Only the pictures are omitted; repeat all other data exactly.

:: RECORDS SHOWN

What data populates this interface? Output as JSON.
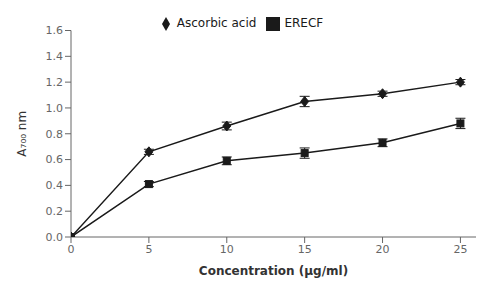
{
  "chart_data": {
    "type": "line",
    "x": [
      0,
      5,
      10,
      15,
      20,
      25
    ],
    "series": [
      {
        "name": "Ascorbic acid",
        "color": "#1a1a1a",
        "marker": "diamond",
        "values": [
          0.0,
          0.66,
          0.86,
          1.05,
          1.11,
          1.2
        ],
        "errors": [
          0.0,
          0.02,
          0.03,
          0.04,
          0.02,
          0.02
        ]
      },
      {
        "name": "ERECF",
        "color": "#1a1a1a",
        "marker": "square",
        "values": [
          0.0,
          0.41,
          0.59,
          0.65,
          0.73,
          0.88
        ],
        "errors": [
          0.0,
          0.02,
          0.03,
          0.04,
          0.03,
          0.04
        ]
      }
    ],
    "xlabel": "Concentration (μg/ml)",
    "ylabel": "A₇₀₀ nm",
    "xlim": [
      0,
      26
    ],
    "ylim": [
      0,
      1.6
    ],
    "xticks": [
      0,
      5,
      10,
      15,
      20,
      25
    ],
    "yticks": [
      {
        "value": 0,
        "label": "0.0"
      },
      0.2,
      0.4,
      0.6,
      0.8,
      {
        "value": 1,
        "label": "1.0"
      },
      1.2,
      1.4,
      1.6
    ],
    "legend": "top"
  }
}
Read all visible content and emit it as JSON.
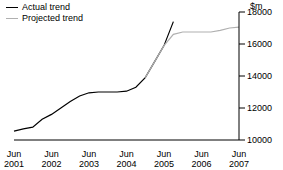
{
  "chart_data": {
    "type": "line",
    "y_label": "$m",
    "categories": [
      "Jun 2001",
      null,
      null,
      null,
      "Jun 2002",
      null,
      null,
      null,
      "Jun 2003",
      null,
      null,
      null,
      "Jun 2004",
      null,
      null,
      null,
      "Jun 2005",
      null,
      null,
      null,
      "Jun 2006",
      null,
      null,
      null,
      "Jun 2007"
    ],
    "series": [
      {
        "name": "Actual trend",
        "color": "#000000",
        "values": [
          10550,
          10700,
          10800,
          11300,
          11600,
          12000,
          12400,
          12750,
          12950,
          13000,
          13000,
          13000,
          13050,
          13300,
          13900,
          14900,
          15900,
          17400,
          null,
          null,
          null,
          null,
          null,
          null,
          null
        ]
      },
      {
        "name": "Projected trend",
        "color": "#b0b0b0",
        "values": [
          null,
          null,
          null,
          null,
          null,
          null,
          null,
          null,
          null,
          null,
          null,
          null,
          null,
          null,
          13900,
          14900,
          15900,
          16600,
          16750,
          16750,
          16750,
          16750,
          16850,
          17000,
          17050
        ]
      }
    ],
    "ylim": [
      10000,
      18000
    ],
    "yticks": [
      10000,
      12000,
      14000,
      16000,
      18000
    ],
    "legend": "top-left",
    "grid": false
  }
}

::::

▸ ANSWER IN FULL
What data populates this interface? Output as JSON.
{
  "chart_data": {
    "type": "line",
    "x": [
      0,
      5,
      10,
      15,
      20,
      25
    ],
    "series": [
      {
        "name": "Ascorbic acid",
        "color": "#1a1a1a",
        "marker": "diamond",
        "values": [
          0.0,
          0.66,
          0.86,
          1.05,
          1.11,
          1.2
        ],
        "errors": [
          0.0,
          0.02,
          0.03,
          0.04,
          0.02,
          0.02
        ]
      },
      {
        "name": "ERECF",
        "color": "#1a1a1a",
        "marker": "square",
        "values": [
          0.0,
          0.41,
          0.59,
          0.65,
          0.73,
          0.88
        ],
        "errors": [
          0.0,
          0.02,
          0.03,
          0.04,
          0.03,
          0.04
        ]
      }
    ],
    "xlabel": "Concentration (μg/ml)",
    "ylabel": "A₇₀₀ nm",
    "xlim": [
      0,
      26
    ],
    "ylim": [
      0,
      1.6
    ],
    "xticks": [
      0,
      5,
      10,
      15,
      20,
      25
    ],
    "yticks": [
      {
        "value": 0,
        "label": "0.0"
      },
      0.2,
      0.4,
      0.6,
      0.8,
      {
        "value": 1,
        "label": "1.0"
      },
      1.2,
      1.4,
      1.6
    ],
    "legend": "top"
  }
}
Read all visible content and emit it as JSON.
{
  "chart_data": {
    "type": "line",
    "y_label": "$m",
    "categories": [
      "Jun 2001",
      null,
      null,
      null,
      "Jun 2002",
      null,
      null,
      null,
      "Jun 2003",
      null,
      null,
      null,
      "Jun 2004",
      null,
      null,
      null,
      "Jun 2005",
      null,
      null,
      null,
      "Jun 2006",
      null,
      null,
      null,
      "Jun 2007"
    ],
    "series": [
      {
        "name": "Actual trend",
        "color": "#000000",
        "values": [
          10550,
          10700,
          10800,
          11300,
          11600,
          12000,
          12400,
          12750,
          12950,
          13000,
          13000,
          13000,
          13050,
          13300,
          13900,
          14900,
          15900,
          17400,
          null,
          null,
          null,
          null,
          null,
          null,
          null
        ]
      },
      {
        "name": "Projected trend",
        "color": "#b0b0b0",
        "values": [
          null,
          null,
          null,
          null,
          null,
          null,
          null,
          null,
          null,
          null,
          null,
          null,
          null,
          null,
          13900,
          14900,
          15900,
          16600,
          16750,
          16750,
          16750,
          16750,
          16850,
          17000,
          17050
        ]
      }
    ],
    "ylim": [
      10000,
      18000
    ],
    "yticks": [
      10000,
      12000,
      14000,
      16000,
      18000
    ],
    "legend": "top-left",
    "grid": false
  }
}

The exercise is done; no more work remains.